DOCUMENT start
Not expecting to find anything, we thought we should check the two owl boxes in the barn, just to see if there was anything that would explain the dead chicks.  As usual, the new A-frame box is showing signs of being used as a roost by an adult (pellets and poo underneath).  When I opened the old, dilapidated, rotting box I was astonished to see that there were four young Barn Owls in the box.  They looked to be in decent condition.  Perhaps six young was two too many for the parents to raise.  Hopefully these four will survive and fledge.

Freshwater Mussels and CES 8 @ Lower Moor Farm: Saturday, 21st July 2018

Today Jonny, David and I carried out CES 8 at Lower Moor Farm.  Like every previous session this year, numbers were down on last year: 45 compared to 73.  It was an enjoyable session nonetheless.

I have been going to Lower Moor Farm for over 10 years now and goodness knows how many hours I have spent looking into the waters of the lakes in that time.  I have seen the otters, a beaver, water vole, perch, the trout species and the myriad insects. This morning I was delighted to see a freshwater mussel in Mallard Lake. It wasn’t there two weeks ago, when we did CES 7.


We then found half of one of the valves (shells) on the bank, immediately adjacent to a pile of otter scat, suggesting trout is not the only thing on their menu.

One disappointment over the last couple of years has been the disappearance of Cetti’s Warbler.  They appeared in the catch in 2015, with six individuals, both adults and juveniles but since then the numbers have been very disappointing with just 2 individuals caught in 2016 and 1 in 2017. Today we caught our first of the year: an adult male.  I would love to know why their numbers are so inconstant when the habitat is constant. Perhaps we were just lucky in 2015.

The list for the day was: Treecreeper 1; Blue Tit 4(1); Great Tit 2; Long-tailed Tit (2); Wren 4(1); Dunnock (1); Song Thrush 1(1); Blackbird 5(2); Cetti’s Warbler 1; Blackcap 11(2); Garden Warbler 3; Whitethroat 1; Chiffchaff 1; Willow Warbler 1.  Totals: 35 birds ringed from 12 species; 10 birds retrapped from 7 species, making 45 bird processed from 14 species.  As is the norm for now, the vast majority were juveniles fledged this year. The adults in the catch were the retrapped Blue Tit, Wren, and Song Thrush, one of the Long-tailed Tits, the Cetti’s Warbler, the two retrapped and one of the ringed Blackcaps and the two retrapped Blackbirds.


Tedworth House: Wednesday, 18th July 2018

In a year that has seen catches down across the board and, from anecdotal information on the UK Facebook Ringer’s Group, across the country, I was rather expecting a quiet morning at Tedworth House today.  Driving in to the site, I was delighted to see a good size flock of Swallows flying around or sitting on the wires by the stables complex for the polo ponies.  They have been very few and far between around my sites so far this year.
DOCUMENT end
RAW RECORDS start
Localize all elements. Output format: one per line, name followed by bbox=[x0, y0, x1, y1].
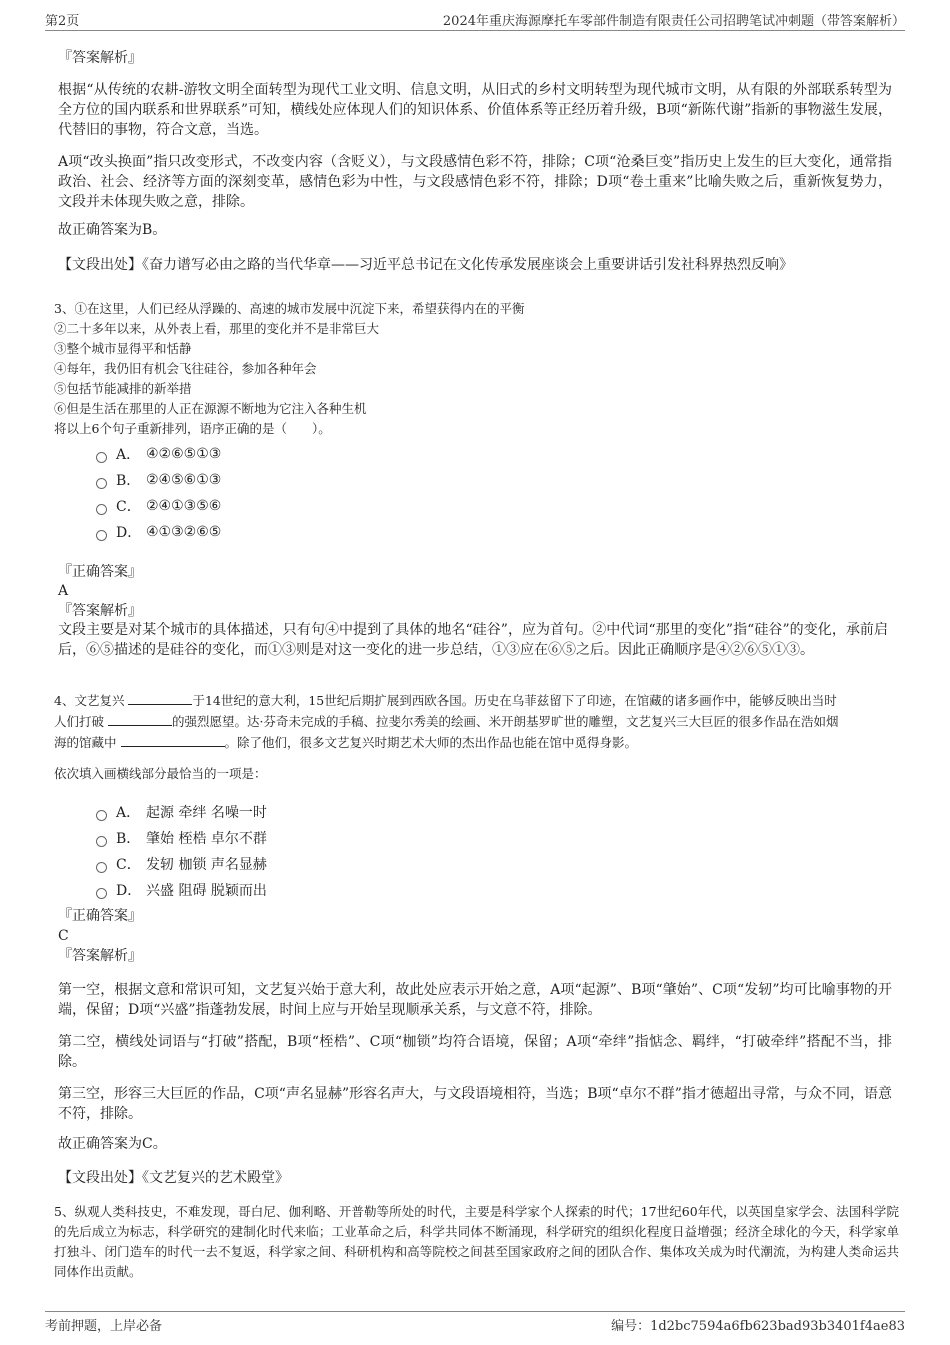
question-prompt: 依次填入画横线部分最恰当的一项是： bbox=[54, 766, 267, 781]
option-d[interactable]: D． ④①③②⑥⑤ bbox=[96, 522, 221, 542]
analysis-paragraph: 文段主要是对某个城市的具体描述，只有句④中提到了具体的地名“硅谷”，应为首句。②中代词“那里的变化”指“硅谷”的变化，承前启后，⑥⑤描述的是硅谷的变化，而①③则是对这一变化的进一步总结，①③应在⑥⑤之后。因此正确顺序是④②⑥⑤①③。 bbox=[58, 622, 888, 658]
sentence-line: ⑥但是生活在那里的人正在源源不断地为它注入各种生机 bbox=[54, 401, 367, 416]
fill-blank-2[interactable] bbox=[108, 711, 172, 726]
analysis-paragraph: 第一空，根据文意和常识可知，文艺复兴始于意大利，故此处应表示开始之意，A项“起源”、B项“肇始”、C项“发轫”均可比喻事物的开端，保留；D项“兴盛”指蓬勃发展，时间上应与开始呈现顺承关系，与文意不符，排除。 bbox=[58, 982, 892, 1018]
radio-button-icon[interactable] bbox=[96, 888, 107, 899]
option-a[interactable]: A． 起源 牵绊 名噪一时 bbox=[96, 802, 267, 822]
analysis-paragraph: A项“改头换面”指只改变形式，不改变内容（含贬义），与文段感情色彩不符，排除；C项“沧桑巨变”指历史上发生的巨大变化，通常指政治、社会、经济等方面的深刻变革，感情色彩为中性，与文段感情色彩不符，排除；D项“卷土重来”比喻失败之后，重新恢复势力，文段并未体现失败之意，排除。 bbox=[58, 154, 892, 210]
question-prompt: 将以上6个句子重新排列，语序正确的是（ ）。 bbox=[54, 421, 331, 436]
fill-blank-1[interactable] bbox=[128, 690, 192, 705]
sentence-line: ⑤包括节能减排的新举措 bbox=[54, 381, 192, 396]
option-a[interactable]: A． ④②⑥⑤①③ bbox=[96, 444, 221, 464]
page-footer bbox=[45, 1311, 905, 1334]
page-header bbox=[45, 8, 905, 31]
radio-button-icon[interactable] bbox=[96, 862, 107, 873]
correct-answer-value: A bbox=[58, 583, 69, 599]
footer-slogan: 考前押题，上岸必备 bbox=[45, 1319, 163, 1334]
question-5-stem: 5、纵观人类科技史，不难发现，哥白尼、伽利略、开普勒等所处的时代，主要是科学家个人探索的时代；17世纪60年代，以英国皇家学会、法国科学院的先后成立为标志，科学研究的建制化时代来临；工业革命之后，科学共同体不断涌现，科学研究的组织化程度日益增强；经济全球化的今天，科学家单打独斗、闭门造车的时代一去不复返，科学家之间、科研机构和高等院校之间甚至国家政府之间的团队合作、集体攻关成为时代潮流，为构建人类命运共同体作出贡献。 bbox=[54, 1204, 899, 1279]
analysis-heading: 『答案解析』 bbox=[58, 50, 142, 66]
fill-blank-3[interactable] bbox=[121, 732, 225, 747]
analysis-paragraph: 第三空，形容三大巨匠的作品，C项“声名显赫”形容名声大，与文段语境相符，当选；B项“卓尔不群”指才德超出寻常，与众不同，语意不符，排除。 bbox=[58, 1086, 892, 1122]
option-c[interactable]: C． 发轫 枷锁 声名显赫 bbox=[96, 854, 267, 874]
analysis-heading: 『答案解析』 bbox=[58, 603, 142, 619]
correct-answer-heading: 『正确答案』 bbox=[58, 564, 142, 580]
source-citation: 【文段出处】《文艺复兴的艺术殿堂》 bbox=[58, 1170, 289, 1186]
question-4-stem: 4、文艺复兴 于14世纪的意大利，15世纪后期扩展到西欧各国。历史在乌菲兹留下了印迹，在馆藏的诸多画作中，能够反映出当时 人们打破 的强烈愿望。达·芬奇未完成的手稿、拉斐尔秀美的绘画、米开朗基罗旷世的雕塑，文艺复兴三大巨匠的很多作品在浩如烟 海的馆藏中 。除了他们，很多文艺复兴时期艺术大师的杰出作品也能在馆中觅得身影。 bbox=[54, 690, 899, 753]
document-title: 2024年重庆海源摩托车零部件制造有限责任公司招聘笔试冲刺题（带答案解析） bbox=[442, 13, 905, 29]
radio-button-icon[interactable] bbox=[96, 836, 107, 847]
sentence-line: ④每年，我仍旧有机会飞往硅谷，参加各种年会 bbox=[54, 361, 317, 376]
radio-button-icon[interactable] bbox=[96, 810, 107, 821]
analysis-heading: 『答案解析』 bbox=[58, 948, 142, 964]
option-b[interactable]: B． ②④⑤⑥①③ bbox=[96, 470, 221, 490]
answer-conclusion: 故正确答案为C。 bbox=[58, 1136, 167, 1152]
answer-conclusion: 故正确答案为B。 bbox=[58, 222, 167, 238]
radio-button-icon[interactable] bbox=[96, 530, 107, 541]
sentence-line: ②二十多年以来，从外表上看，那里的变化并不是非常巨大 bbox=[54, 321, 380, 336]
sentence-line: 3、①在这里，人们已经从浮躁的、高速的城市发展中沉淀下来，希望获得内在的平衡 bbox=[54, 301, 525, 316]
document-id: 编号：1d2bc7594a6fb623bad93b3401f4ae83 bbox=[611, 1319, 905, 1334]
sentence-line: ③整个城市显得平和恬静 bbox=[54, 341, 192, 356]
page-number: 第2页 bbox=[45, 13, 80, 29]
radio-button-icon[interactable] bbox=[96, 478, 107, 489]
option-d[interactable]: D． 兴盛 阻碍 脱颖而出 bbox=[96, 880, 267, 900]
radio-button-icon[interactable] bbox=[96, 452, 107, 463]
option-c[interactable]: C． ②④①③⑤⑥ bbox=[96, 496, 221, 516]
radio-button-icon[interactable] bbox=[96, 504, 107, 515]
correct-answer-heading: 『正确答案』 bbox=[58, 908, 142, 924]
correct-answer-value: C bbox=[58, 928, 69, 944]
option-b[interactable]: B． 肇始 桎梏 卓尔不群 bbox=[96, 828, 267, 848]
question-3-stem bbox=[54, 299, 524, 439]
source-citation: 【文段出处】《奋力谱写必由之路的当代华章——习近平总书记在文化传承发展座谈会上重要讲话引发社科界热烈反响》 bbox=[58, 257, 793, 273]
analysis-paragraph: 第二空，横线处词语与“打破”搭配，B项“桎梏”、C项“枷锁”均符合语境，保留；A项“牵绊”指惦念、羁绊，“打破牵绊”搭配不当，排除。 bbox=[58, 1034, 892, 1070]
analysis-paragraph: 根据“从传统的农耕-游牧文明全面转型为现代工业文明、信息文明，从旧式的乡村文明转型为现代城市文明，从有限的外部联系转型为全方位的国内联系和世界联系”可知，横线处应体现人们的知识体系、价值体系等正经历着升级，B项“新陈代谢”指新的事物滋生发展，代替旧的事物，符合文意，当选。 bbox=[58, 82, 892, 138]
RAW RECORDS end
Could you reproduce, word for word, the stretch of the bird-ringing diary that starts at the words "Not expecting to" and ends after "enjoyable session nonetheless."?

Not expecting to find anything, we thought we should check the two owl boxes in the barn, just to see if there was anything that would explain the dead chicks.  As usual, the new A-frame box is showing signs of being used as a roost by an adult (pellets and poo underneath).  When I opened the old, dilapidated, rotting box I was astonished to see that there were four young Barn Owls in the box.  They looked to be in decent condition.  Perhaps six young was two too many for the parents to raise.  Hopefully these four will survive and fledge.

Freshwater Mussels and CES 8 @ Lower Moor Farm: Saturday, 21st July 2018

Today Jonny, David and I carried out CES 8 at Lower Moor Farm.  Like every previous session this year, numbers were down on last year: 45 compared to 73.  It was an enjoyable session nonetheless.